## [Given problem]
Lines that include the word "this" are the ones to copy.
···
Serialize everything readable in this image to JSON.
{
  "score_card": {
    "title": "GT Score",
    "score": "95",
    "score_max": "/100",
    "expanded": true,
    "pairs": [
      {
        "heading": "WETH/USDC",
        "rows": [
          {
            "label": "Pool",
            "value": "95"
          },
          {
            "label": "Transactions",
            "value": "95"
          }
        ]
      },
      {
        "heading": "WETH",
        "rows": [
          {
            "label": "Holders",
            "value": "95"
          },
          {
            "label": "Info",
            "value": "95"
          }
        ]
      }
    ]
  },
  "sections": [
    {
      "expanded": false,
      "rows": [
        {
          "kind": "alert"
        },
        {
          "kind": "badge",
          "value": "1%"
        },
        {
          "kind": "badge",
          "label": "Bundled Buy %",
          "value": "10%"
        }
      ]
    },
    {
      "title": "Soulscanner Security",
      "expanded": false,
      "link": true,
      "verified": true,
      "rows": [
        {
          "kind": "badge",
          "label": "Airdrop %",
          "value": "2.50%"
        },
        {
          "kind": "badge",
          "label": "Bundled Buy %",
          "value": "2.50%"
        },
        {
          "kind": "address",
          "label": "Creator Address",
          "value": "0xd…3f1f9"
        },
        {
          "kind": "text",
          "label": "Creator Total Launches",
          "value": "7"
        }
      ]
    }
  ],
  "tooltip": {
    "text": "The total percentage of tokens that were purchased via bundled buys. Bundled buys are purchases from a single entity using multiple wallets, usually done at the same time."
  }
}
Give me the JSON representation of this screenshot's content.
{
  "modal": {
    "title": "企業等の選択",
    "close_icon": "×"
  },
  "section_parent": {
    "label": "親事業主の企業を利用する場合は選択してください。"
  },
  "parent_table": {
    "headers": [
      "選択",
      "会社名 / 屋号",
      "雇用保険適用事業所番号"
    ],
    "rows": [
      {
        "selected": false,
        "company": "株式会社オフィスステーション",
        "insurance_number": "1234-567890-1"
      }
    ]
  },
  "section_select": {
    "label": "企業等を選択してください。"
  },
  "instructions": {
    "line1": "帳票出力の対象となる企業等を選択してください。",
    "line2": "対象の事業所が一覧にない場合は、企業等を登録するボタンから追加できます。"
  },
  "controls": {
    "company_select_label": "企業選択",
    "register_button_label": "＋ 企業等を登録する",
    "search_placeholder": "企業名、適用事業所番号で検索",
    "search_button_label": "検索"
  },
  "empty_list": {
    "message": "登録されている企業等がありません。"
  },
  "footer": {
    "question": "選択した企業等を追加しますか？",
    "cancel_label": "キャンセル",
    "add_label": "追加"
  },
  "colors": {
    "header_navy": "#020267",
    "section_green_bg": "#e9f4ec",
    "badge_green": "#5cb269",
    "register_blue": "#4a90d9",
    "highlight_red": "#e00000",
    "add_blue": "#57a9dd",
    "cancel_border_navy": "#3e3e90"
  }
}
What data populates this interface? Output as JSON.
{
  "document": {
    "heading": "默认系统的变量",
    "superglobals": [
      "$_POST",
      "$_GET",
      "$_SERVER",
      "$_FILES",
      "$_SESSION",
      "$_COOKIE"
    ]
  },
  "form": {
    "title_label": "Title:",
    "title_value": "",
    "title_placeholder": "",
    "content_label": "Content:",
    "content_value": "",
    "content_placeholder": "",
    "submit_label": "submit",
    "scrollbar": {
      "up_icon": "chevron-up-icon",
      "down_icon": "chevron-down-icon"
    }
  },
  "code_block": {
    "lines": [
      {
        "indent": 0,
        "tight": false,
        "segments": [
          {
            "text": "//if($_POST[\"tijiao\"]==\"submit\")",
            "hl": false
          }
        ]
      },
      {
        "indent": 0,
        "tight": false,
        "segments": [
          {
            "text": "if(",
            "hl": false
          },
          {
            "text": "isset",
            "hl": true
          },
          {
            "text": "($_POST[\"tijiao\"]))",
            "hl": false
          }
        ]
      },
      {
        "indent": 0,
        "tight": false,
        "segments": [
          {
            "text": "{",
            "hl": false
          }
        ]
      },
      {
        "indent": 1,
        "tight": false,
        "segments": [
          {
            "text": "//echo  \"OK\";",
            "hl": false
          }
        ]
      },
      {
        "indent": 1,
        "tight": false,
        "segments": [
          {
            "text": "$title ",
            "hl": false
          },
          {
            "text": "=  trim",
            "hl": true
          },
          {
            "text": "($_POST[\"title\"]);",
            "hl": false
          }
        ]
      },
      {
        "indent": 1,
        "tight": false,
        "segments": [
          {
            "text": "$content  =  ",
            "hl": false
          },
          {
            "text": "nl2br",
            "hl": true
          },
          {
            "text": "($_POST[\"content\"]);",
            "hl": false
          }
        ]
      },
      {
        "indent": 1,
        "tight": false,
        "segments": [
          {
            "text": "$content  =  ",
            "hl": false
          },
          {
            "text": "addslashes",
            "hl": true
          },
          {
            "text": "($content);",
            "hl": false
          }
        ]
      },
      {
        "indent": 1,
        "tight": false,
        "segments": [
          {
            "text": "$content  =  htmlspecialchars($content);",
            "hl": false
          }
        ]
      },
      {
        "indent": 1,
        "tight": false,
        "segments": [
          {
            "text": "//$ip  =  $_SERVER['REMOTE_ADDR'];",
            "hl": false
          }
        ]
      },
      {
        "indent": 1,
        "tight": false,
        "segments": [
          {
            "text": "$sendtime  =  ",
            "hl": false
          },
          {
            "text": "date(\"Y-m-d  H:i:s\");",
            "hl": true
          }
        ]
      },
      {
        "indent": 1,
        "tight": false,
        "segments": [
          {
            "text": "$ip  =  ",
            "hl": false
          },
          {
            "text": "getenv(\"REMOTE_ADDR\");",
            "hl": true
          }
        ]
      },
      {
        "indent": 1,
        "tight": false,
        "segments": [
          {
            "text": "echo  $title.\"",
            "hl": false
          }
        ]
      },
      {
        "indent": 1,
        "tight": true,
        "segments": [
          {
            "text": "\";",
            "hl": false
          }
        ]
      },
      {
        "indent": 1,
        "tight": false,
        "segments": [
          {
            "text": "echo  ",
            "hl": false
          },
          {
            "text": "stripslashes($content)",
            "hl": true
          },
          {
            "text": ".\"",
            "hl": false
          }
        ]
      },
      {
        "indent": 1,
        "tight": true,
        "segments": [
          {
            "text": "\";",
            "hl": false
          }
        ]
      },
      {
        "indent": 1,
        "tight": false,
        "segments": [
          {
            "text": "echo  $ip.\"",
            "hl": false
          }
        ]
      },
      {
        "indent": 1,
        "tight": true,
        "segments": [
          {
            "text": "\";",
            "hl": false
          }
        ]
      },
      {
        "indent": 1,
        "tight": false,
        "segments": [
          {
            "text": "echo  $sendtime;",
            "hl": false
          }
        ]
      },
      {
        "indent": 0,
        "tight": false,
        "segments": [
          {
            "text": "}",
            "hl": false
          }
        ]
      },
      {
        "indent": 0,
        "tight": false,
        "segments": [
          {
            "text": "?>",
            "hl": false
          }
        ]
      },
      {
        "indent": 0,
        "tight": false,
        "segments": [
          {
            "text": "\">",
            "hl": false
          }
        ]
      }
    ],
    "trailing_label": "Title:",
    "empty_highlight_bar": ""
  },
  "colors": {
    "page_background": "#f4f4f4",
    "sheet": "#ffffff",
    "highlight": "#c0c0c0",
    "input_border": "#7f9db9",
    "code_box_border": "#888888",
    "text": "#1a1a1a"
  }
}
···
## [Task answer]
Serialize everything readable in this image to JSON.
Give me the JSON representation of this screenshot's content.
What data populates this interface? Output as JSON.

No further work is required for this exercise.